### Records shown
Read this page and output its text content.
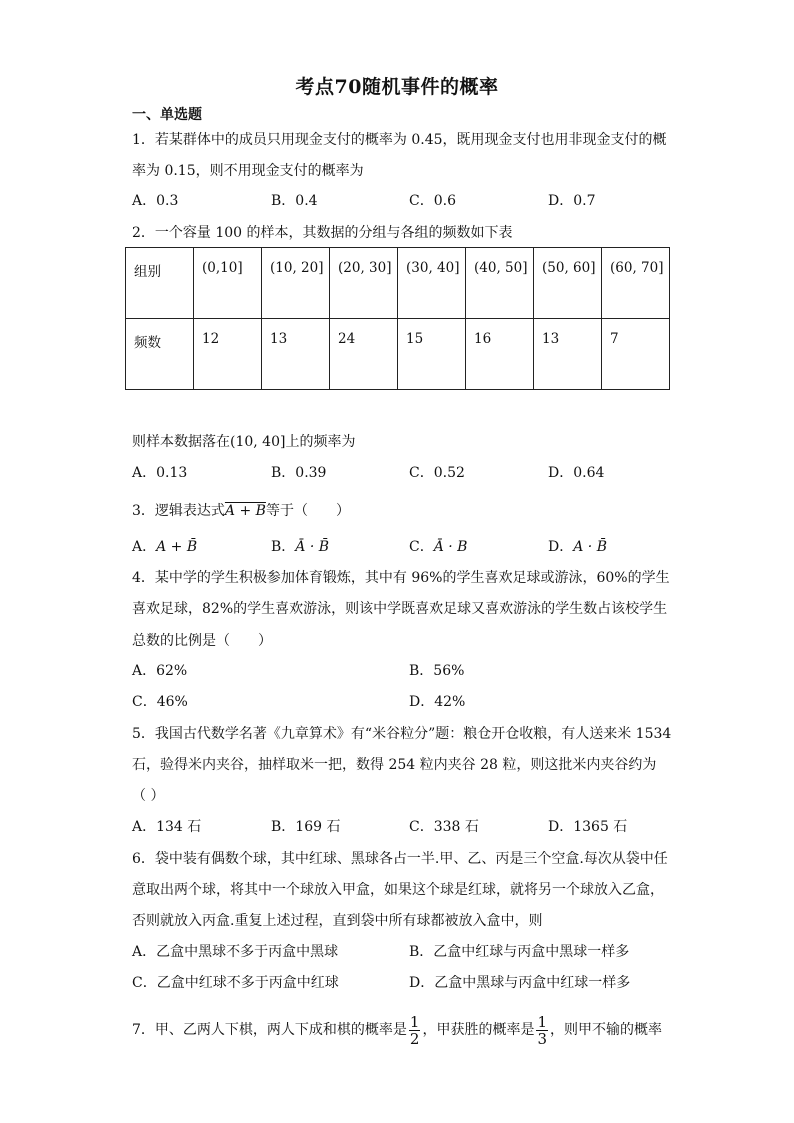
考点70随机事件的概率
一、单选题
1．若某群体中的成员只用现金支付的概率为 0.45，既用现金支付也用非现金支付的概
率为 0.15，则不用现金支付的概率为
A．0.3	B．0.4	C．0.6	D．0.7
2．一个容量 100 的样本，其数据的分组与各组的频数如下表
组别	(0,10]	(10, 20]	(20, 30]	(30, 40]	(40, 50]	(50, 60]	(60, 70]
频数	12	13	24	15	16	13	7
则样本数据落在(10, 40]上的频率为
A．0.13	B．0.39	C．0.52	D．0.64
3．逻辑表达式A + B等于（　　）
A．A + B̄	B．Ā · B̄	C．Ā · B	D．A · B̄
4．某中学的学生积极参加体育锻炼，其中有 96%的学生喜欢足球或游泳，60%的学生
喜欢足球，82%的学生喜欢游泳，则该中学既喜欢足球又喜欢游泳的学生数占该校学生
总数的比例是（　　）
A．62%	B．56%
C．46%	D．42%
5．我国古代数学名著《九章算术》有“米谷粒分”题：粮仓开仓收粮，有人送来米 1534
石，验得米内夹谷，抽样取米一把，数得 254 粒内夹谷 28 粒，则这批米内夹谷约为
（ ）
A．134 石	B．169 石	C．338 石	D．1365 石
6．袋中装有偶数个球，其中红球、黑球各占一半.甲、乙、丙是三个空盒.每次从袋中任
意取出两个球，将其中一个球放入甲盒，如果这个球是红球，就将另一个球放入乙盒，
否则就放入丙盒.重复上述过程，直到袋中所有球都被放入盒中，则
A．乙盒中黑球不多于丙盒中黑球	B．乙盒中红球与丙盒中黑球一样多
C．乙盒中红球不多于丙盒中红球	D．乙盒中黑球与丙盒中红球一样多
7．甲、乙两人下棋，两人下成和棋的概率是 $\frac{1}{2}$ ，甲获胜的概率是 $\frac{1}{3}$ ，则甲不输的概率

### Aim of the task
Go back to the records above and write them out exactly, without the pictures.

### Result of this exercise
Read this page and output its text content.
考点70随机事件的概率
一、单选题
1．若某群体中的成员只用现金支付的概率为 0.45，既用现金支付也用非现金支付的概
率为 0.15，则不用现金支付的概率为
A．0.3	B．0.4	C．0.6	D．0.7
2．一个容量 100 的样本，其数据的分组与各组的频数如下表
组别	(0,10]	(10, 20]	(20, 30]	(30, 40]	(40, 50]	(50, 60]	(60, 70]
频数	12	13	24	15	16	13	7
则样本数据落在(10, 40]上的频率为
A．0.13	B．0.39	C．0.52	D．0.64
3．逻辑表达式A + B等于（　　）
A．A + B̄	B．Ā · B̄	C．Ā · B	D．A · B̄
4．某中学的学生积极参加体育锻炼，其中有 96%的学生喜欢足球或游泳，60%的学生
喜欢足球，82%的学生喜欢游泳，则该中学既喜欢足球又喜欢游泳的学生数占该校学生
总数的比例是（　　）
A．62%	B．56%
C．46%	D．42%
5．我国古代数学名著《九章算术》有“米谷粒分”题：粮仓开仓收粮，有人送来米 1534
石，验得米内夹谷，抽样取米一把，数得 254 粒内夹谷 28 粒，则这批米内夹谷约为
（ ）
A．134 石	B．169 石	C．338 石	D．1365 石
6．袋中装有偶数个球，其中红球、黑球各占一半.甲、乙、丙是三个空盒.每次从袋中任
意取出两个球，将其中一个球放入甲盒，如果这个球是红球，就将另一个球放入乙盒，
否则就放入丙盒.重复上述过程，直到袋中所有球都被放入盒中，则
A．乙盒中黑球不多于丙盒中黑球	B．乙盒中红球与丙盒中黑球一样多
C．乙盒中红球不多于丙盒中红球	D．乙盒中黑球与丙盒中红球一样多
7．甲、乙两人下棋，两人下成和棋的概率是 $\frac{1}{2}$ ，甲获胜的概率是 $\frac{1}{3}$ ，则甲不输的概率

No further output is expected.